▶ **EXERCISE INSTRUCTIONS**
Retyping should cover only the lines from the one containing "Transcribe this image's" through the final line of the records, with pictures omitted.

:::

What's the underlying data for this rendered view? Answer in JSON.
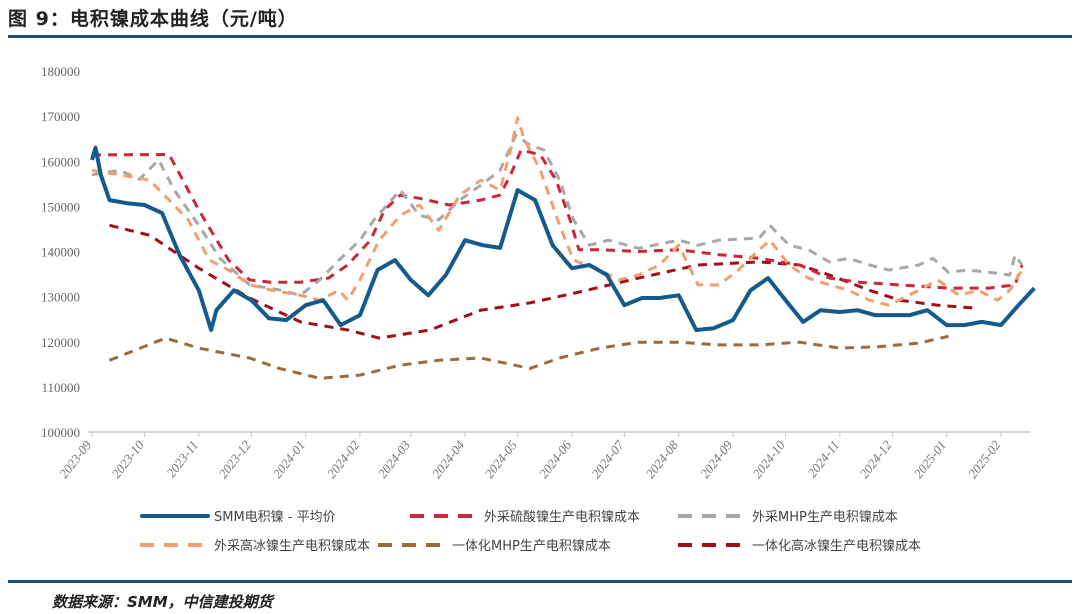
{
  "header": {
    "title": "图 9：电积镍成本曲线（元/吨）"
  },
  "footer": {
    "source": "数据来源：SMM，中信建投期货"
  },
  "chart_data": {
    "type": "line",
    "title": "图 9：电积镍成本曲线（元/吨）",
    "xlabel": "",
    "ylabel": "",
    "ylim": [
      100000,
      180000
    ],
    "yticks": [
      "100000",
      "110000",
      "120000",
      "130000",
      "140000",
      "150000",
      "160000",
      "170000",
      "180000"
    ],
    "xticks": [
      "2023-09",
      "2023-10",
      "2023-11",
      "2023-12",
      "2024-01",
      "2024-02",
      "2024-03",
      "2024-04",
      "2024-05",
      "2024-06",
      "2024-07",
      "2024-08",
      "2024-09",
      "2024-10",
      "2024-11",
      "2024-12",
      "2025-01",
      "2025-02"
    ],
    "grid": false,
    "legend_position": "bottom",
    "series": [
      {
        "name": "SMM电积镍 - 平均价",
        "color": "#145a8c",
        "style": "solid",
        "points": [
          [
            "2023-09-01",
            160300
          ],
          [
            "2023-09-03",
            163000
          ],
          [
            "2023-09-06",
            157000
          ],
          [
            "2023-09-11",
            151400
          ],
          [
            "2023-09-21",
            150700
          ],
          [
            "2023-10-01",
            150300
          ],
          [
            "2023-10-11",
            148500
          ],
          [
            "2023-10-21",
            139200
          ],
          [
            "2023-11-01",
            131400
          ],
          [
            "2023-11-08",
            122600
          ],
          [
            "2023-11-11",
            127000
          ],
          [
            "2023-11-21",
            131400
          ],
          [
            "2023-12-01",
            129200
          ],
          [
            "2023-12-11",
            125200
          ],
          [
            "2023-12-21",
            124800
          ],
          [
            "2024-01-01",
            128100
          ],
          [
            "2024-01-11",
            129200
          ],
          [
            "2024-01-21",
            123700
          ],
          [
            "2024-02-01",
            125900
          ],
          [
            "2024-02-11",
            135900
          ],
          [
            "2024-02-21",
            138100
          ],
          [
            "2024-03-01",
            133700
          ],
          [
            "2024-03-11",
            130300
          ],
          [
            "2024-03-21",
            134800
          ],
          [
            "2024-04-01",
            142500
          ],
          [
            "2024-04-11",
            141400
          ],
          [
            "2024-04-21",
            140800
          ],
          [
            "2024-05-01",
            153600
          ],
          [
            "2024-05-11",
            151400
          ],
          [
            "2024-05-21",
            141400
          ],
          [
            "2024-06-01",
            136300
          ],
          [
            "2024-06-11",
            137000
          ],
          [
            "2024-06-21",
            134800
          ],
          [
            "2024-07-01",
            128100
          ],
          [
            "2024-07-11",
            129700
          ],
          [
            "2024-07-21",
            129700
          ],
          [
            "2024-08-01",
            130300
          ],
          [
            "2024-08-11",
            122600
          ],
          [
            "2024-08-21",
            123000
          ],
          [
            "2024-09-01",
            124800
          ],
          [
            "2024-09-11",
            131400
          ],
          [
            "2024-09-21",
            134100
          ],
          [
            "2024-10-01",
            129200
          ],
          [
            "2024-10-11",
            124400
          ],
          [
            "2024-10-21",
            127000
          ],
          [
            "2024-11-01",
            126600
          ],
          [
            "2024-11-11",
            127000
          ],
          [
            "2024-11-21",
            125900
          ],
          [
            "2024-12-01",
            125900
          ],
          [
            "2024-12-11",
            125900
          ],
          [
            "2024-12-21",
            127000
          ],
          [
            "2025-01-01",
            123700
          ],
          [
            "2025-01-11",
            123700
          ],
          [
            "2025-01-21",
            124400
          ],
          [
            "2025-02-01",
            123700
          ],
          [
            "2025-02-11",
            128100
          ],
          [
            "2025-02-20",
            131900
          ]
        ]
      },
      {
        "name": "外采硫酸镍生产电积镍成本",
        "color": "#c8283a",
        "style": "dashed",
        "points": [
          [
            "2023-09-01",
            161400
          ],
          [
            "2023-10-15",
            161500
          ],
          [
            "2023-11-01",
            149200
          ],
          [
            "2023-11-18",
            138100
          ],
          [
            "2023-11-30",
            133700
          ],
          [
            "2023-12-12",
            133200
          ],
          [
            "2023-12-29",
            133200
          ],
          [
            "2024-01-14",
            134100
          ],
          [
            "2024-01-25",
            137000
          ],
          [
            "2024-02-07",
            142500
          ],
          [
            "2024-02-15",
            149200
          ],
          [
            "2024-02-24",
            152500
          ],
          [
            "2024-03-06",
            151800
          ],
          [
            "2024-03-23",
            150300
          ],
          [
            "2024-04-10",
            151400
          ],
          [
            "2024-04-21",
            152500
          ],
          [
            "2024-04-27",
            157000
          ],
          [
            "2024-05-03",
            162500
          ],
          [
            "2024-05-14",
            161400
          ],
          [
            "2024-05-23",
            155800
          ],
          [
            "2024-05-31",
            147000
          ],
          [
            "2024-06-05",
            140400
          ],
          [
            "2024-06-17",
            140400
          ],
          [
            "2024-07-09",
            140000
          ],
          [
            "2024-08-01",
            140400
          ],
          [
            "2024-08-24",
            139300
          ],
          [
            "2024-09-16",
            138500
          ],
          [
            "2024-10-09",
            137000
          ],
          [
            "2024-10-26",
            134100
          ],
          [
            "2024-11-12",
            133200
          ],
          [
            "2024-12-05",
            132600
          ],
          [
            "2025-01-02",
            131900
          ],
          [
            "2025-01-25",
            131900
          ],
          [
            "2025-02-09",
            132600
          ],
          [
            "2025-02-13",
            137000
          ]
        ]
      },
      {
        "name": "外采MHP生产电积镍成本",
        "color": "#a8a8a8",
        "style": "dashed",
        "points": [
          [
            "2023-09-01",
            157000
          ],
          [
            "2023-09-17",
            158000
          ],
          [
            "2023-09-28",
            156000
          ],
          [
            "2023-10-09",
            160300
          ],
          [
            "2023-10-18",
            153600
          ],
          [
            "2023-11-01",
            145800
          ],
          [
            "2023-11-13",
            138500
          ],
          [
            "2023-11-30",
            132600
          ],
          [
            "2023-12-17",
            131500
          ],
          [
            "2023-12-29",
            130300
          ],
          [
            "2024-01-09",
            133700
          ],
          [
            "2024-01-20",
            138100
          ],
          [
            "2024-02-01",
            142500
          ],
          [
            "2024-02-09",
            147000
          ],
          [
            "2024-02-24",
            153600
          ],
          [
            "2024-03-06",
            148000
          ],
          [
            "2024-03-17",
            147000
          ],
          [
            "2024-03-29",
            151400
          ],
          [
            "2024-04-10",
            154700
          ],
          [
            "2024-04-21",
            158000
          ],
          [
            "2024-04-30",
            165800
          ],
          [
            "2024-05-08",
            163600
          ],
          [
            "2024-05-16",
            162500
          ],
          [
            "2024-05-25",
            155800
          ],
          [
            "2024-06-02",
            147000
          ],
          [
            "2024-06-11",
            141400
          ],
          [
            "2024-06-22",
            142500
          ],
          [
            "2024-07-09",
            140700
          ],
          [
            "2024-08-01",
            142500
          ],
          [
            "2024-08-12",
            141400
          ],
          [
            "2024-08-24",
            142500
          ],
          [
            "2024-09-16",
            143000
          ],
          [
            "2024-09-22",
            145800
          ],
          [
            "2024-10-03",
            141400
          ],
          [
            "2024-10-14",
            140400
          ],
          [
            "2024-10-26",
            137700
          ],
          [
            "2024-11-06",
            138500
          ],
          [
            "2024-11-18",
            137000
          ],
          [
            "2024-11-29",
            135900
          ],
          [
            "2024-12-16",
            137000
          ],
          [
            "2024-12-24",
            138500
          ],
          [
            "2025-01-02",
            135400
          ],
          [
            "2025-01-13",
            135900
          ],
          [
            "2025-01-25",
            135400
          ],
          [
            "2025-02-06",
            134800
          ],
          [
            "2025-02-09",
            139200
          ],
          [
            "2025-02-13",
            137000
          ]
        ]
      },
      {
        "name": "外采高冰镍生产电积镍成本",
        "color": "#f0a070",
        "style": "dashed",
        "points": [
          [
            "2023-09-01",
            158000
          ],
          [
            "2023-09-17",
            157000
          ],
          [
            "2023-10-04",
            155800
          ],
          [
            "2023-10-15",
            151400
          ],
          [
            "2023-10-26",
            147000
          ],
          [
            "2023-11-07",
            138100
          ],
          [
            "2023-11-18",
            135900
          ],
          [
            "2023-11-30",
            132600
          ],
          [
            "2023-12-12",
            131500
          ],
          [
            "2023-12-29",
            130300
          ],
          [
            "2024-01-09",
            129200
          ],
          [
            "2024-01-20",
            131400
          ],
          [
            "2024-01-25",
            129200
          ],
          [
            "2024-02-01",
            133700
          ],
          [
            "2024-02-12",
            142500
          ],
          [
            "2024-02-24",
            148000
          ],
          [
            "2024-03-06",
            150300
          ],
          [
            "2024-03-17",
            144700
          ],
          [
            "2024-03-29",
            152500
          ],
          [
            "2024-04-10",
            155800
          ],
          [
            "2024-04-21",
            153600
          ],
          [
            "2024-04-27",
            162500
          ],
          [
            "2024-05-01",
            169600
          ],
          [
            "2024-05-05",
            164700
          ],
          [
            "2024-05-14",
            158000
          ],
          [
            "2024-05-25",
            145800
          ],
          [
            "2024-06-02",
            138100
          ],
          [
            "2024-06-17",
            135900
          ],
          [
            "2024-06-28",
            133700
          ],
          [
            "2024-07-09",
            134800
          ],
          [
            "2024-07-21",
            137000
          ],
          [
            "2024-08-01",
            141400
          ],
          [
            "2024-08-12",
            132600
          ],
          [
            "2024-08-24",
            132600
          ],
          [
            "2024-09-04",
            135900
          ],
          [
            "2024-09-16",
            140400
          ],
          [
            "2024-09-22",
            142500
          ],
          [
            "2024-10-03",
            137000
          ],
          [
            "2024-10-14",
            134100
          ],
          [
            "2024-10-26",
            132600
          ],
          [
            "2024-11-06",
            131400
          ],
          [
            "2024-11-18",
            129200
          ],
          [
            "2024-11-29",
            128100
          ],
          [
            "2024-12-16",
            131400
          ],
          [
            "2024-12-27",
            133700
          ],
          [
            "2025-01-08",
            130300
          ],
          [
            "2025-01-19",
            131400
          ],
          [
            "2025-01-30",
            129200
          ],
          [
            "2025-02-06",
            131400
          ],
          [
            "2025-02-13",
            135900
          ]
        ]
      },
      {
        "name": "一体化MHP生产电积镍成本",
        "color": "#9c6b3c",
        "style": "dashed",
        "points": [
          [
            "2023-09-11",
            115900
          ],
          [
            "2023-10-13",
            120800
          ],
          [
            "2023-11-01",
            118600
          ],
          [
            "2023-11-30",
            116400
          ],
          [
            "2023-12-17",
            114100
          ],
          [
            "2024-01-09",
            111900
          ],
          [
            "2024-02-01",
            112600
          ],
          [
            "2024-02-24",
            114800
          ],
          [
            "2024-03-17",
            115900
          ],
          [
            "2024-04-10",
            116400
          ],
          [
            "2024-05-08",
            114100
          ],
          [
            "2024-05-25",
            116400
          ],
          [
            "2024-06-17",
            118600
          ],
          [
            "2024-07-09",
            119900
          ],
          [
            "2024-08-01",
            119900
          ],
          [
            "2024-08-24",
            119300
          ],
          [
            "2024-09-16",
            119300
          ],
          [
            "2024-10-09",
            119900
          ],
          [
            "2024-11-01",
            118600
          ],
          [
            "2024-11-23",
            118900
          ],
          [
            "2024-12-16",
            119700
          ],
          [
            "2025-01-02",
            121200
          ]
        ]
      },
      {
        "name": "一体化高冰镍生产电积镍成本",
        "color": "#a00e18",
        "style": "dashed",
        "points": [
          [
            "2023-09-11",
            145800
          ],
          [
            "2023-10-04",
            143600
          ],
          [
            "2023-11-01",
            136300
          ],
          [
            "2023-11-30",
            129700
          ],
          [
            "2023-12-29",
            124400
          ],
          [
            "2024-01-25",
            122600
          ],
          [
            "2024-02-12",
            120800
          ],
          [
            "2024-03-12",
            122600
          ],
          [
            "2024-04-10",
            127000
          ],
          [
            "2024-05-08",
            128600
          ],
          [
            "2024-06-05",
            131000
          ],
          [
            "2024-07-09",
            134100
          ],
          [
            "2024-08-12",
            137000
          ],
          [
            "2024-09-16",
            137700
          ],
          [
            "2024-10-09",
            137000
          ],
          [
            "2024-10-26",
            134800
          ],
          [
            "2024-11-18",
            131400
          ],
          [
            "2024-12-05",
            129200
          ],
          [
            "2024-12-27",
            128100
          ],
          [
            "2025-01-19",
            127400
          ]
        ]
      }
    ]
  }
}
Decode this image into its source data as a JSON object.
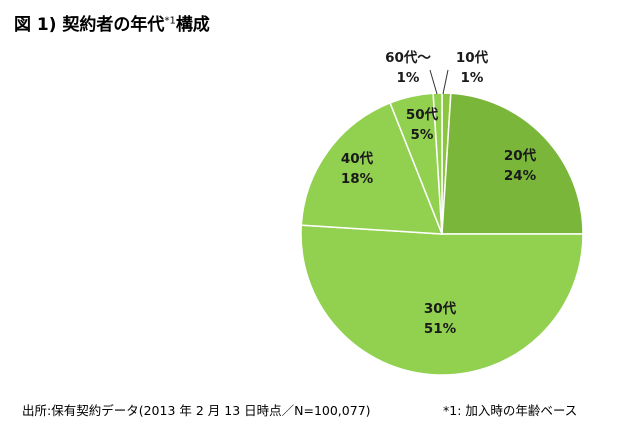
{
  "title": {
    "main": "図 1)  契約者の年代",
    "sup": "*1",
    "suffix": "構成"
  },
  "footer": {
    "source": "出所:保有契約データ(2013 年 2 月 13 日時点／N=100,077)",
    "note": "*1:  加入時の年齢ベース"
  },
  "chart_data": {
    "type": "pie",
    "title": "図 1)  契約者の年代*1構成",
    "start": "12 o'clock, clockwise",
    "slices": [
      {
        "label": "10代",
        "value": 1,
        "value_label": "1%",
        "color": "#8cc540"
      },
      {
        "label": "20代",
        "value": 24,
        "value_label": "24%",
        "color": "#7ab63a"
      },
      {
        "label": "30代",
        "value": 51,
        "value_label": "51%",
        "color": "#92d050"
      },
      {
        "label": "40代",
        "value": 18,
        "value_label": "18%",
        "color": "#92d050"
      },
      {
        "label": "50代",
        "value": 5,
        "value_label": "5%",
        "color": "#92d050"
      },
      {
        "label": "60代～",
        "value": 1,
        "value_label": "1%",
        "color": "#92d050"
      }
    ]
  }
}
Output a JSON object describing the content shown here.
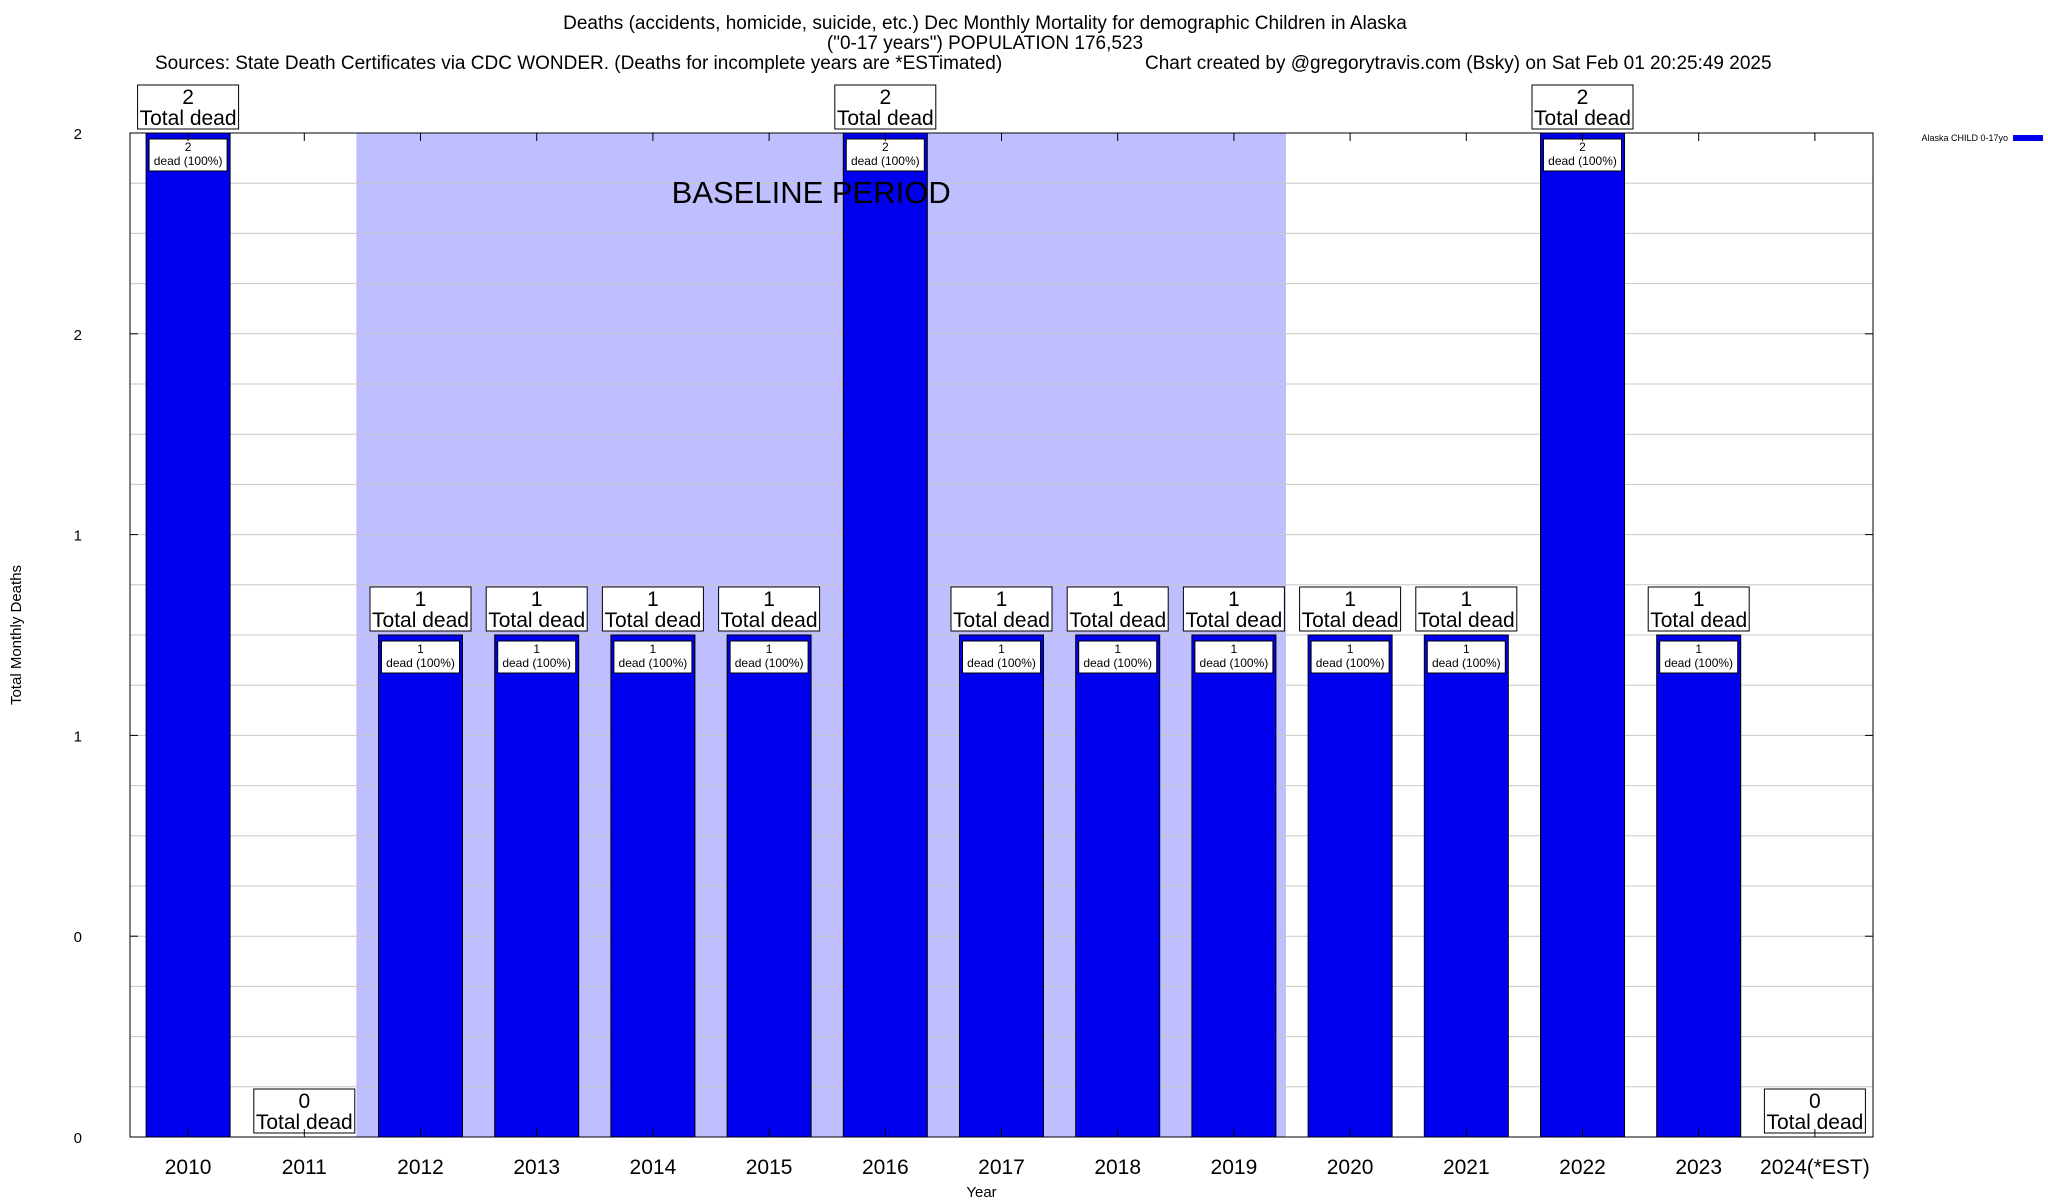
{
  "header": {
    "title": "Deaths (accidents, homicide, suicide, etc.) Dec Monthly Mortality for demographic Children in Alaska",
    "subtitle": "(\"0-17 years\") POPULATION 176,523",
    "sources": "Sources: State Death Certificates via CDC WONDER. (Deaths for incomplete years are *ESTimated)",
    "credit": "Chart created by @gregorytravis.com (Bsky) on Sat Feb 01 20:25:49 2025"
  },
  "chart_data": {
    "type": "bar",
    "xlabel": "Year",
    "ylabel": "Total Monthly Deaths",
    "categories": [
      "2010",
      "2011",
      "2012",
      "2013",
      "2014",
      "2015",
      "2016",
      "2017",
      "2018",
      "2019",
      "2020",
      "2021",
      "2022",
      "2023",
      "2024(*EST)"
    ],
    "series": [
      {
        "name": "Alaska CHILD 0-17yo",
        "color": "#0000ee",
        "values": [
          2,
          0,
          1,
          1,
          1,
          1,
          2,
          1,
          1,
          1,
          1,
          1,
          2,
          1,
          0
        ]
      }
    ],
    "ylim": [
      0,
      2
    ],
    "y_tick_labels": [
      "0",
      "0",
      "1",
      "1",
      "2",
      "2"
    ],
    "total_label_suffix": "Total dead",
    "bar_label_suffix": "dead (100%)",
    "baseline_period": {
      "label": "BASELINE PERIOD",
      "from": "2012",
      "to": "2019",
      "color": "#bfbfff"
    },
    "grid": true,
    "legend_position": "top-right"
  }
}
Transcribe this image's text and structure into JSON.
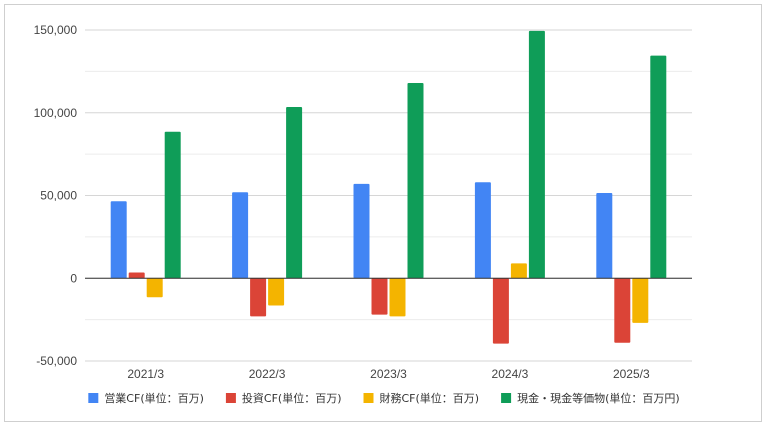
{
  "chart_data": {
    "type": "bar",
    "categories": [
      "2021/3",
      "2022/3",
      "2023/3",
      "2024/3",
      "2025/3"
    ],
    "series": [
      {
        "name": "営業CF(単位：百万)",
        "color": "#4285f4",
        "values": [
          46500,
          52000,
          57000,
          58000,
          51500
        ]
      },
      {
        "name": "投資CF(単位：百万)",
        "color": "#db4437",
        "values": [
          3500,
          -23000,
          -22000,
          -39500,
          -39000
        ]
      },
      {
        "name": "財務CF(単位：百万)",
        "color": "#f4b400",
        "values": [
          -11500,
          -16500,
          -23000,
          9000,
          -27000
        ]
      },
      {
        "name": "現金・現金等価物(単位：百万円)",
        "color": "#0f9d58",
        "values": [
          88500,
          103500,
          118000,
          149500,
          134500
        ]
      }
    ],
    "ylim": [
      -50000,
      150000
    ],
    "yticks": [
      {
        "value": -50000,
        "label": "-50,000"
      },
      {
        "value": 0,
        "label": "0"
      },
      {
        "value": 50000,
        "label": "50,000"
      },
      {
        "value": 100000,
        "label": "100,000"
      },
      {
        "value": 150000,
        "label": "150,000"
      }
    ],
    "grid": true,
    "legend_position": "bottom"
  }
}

:::

▶ **TASK SOLUTION**
Transcribe this image's text and structure into JSON.
{
  "chart_data": {
    "type": "bar",
    "categories": [
      "2021/3",
      "2022/3",
      "2023/3",
      "2024/3",
      "2025/3"
    ],
    "series": [
      {
        "name": "営業CF(単位：百万)",
        "color": "#4285f4",
        "values": [
          46500,
          52000,
          57000,
          58000,
          51500
        ]
      },
      {
        "name": "投資CF(単位：百万)",
        "color": "#db4437",
        "values": [
          3500,
          -23000,
          -22000,
          -39500,
          -39000
        ]
      },
      {
        "name": "財務CF(単位：百万)",
        "color": "#f4b400",
        "values": [
          -11500,
          -16500,
          -23000,
          9000,
          -27000
        ]
      },
      {
        "name": "現金・現金等価物(単位：百万円)",
        "color": "#0f9d58",
        "values": [
          88500,
          103500,
          118000,
          149500,
          134500
        ]
      }
    ],
    "ylim": [
      -50000,
      150000
    ],
    "yticks": [
      {
        "value": -50000,
        "label": "-50,000"
      },
      {
        "value": 0,
        "label": "0"
      },
      {
        "value": 50000,
        "label": "50,000"
      },
      {
        "value": 100000,
        "label": "100,000"
      },
      {
        "value": 150000,
        "label": "150,000"
      }
    ],
    "grid": true,
    "legend_position": "bottom"
  }
}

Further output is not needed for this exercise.